• **DIRECTIVE**
State how many lines of the listing below contain the string "wired", with uppercase and lowercase treated as different. Give only the number.

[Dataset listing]
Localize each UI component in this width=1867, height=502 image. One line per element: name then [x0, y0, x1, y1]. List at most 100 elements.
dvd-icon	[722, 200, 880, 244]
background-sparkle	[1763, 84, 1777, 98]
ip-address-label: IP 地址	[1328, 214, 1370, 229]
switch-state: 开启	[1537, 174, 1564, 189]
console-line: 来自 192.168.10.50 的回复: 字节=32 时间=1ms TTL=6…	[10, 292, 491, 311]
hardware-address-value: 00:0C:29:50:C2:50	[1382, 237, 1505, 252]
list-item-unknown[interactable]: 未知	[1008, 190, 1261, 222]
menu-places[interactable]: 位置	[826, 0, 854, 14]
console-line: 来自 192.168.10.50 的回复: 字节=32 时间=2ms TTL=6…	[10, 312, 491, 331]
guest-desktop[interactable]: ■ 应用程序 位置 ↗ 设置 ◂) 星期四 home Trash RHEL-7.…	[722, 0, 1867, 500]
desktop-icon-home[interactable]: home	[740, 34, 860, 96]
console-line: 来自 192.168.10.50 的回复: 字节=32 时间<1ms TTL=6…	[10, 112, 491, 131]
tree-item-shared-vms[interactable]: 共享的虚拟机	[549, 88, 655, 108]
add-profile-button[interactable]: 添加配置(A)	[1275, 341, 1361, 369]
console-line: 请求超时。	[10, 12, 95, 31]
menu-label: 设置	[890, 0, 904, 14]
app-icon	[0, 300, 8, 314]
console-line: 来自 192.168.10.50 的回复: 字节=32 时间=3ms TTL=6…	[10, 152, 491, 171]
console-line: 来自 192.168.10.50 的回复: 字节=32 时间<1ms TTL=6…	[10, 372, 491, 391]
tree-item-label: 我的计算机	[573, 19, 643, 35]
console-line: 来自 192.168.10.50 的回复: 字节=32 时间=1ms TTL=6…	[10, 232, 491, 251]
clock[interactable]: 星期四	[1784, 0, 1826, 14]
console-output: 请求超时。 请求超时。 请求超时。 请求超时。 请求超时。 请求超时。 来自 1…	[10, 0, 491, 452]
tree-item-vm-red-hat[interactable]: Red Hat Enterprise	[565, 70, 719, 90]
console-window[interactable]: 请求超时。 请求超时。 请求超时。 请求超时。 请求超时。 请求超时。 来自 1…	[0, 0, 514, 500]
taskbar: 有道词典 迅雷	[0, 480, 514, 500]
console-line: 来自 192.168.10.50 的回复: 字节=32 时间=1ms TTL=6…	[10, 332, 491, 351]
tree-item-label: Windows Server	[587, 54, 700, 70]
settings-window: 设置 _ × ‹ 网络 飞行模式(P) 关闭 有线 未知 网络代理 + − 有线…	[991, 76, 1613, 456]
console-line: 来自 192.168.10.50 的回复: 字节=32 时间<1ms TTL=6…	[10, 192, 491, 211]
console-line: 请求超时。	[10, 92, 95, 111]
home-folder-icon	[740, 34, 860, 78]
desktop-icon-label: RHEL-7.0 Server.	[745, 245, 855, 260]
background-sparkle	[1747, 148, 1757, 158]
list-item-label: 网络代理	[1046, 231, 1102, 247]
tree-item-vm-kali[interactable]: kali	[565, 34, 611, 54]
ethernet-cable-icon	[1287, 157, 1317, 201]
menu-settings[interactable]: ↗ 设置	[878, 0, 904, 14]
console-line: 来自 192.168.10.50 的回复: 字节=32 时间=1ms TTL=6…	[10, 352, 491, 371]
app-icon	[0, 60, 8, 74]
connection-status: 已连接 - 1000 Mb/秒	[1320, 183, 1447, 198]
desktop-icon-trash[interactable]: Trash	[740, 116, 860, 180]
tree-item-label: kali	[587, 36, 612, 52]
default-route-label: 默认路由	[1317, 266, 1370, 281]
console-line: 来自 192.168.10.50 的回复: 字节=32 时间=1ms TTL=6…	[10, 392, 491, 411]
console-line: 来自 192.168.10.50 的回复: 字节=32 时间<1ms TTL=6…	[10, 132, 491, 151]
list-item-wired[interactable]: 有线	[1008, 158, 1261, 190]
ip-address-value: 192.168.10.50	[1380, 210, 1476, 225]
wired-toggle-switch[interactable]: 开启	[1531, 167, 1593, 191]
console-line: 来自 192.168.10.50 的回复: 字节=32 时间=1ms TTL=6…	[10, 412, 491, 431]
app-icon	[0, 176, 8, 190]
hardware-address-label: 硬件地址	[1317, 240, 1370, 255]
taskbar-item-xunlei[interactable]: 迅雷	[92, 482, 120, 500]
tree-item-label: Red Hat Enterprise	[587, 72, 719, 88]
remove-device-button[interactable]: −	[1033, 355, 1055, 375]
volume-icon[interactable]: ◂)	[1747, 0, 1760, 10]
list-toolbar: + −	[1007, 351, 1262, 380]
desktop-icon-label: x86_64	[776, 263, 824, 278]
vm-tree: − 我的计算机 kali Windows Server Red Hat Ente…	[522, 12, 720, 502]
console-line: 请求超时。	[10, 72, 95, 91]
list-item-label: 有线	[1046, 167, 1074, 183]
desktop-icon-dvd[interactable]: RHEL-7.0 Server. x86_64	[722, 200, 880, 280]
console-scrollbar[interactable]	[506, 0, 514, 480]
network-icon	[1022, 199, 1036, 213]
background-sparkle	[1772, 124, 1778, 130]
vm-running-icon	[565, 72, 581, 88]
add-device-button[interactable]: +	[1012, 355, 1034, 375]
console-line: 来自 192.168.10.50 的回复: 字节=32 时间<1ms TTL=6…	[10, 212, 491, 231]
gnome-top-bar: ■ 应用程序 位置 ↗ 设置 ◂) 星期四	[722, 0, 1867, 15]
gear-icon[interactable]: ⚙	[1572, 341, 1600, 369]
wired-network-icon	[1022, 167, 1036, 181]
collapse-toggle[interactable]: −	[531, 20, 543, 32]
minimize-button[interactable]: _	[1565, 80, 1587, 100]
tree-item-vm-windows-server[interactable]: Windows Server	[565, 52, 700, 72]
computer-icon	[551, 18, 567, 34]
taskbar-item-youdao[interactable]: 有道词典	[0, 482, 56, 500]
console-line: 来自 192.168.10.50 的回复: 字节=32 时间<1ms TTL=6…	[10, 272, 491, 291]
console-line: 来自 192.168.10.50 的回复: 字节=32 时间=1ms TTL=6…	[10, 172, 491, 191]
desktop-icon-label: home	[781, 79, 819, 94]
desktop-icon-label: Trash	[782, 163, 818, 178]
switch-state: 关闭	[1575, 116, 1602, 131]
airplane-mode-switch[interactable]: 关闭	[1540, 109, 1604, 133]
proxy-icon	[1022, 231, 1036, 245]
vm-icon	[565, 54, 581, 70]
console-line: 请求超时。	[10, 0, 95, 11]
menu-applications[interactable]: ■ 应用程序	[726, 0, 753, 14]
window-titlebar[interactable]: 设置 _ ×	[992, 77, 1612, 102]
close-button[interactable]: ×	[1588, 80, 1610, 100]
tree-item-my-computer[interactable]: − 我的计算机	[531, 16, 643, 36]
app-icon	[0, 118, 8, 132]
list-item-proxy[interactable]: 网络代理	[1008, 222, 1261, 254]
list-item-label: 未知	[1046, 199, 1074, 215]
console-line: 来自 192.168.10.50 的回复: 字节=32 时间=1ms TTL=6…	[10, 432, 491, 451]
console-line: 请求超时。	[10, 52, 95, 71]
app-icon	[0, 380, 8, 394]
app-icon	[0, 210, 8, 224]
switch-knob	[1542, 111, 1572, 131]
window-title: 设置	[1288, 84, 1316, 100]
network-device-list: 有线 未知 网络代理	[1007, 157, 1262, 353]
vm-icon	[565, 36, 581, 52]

• **EXERCISE ANSWER**
3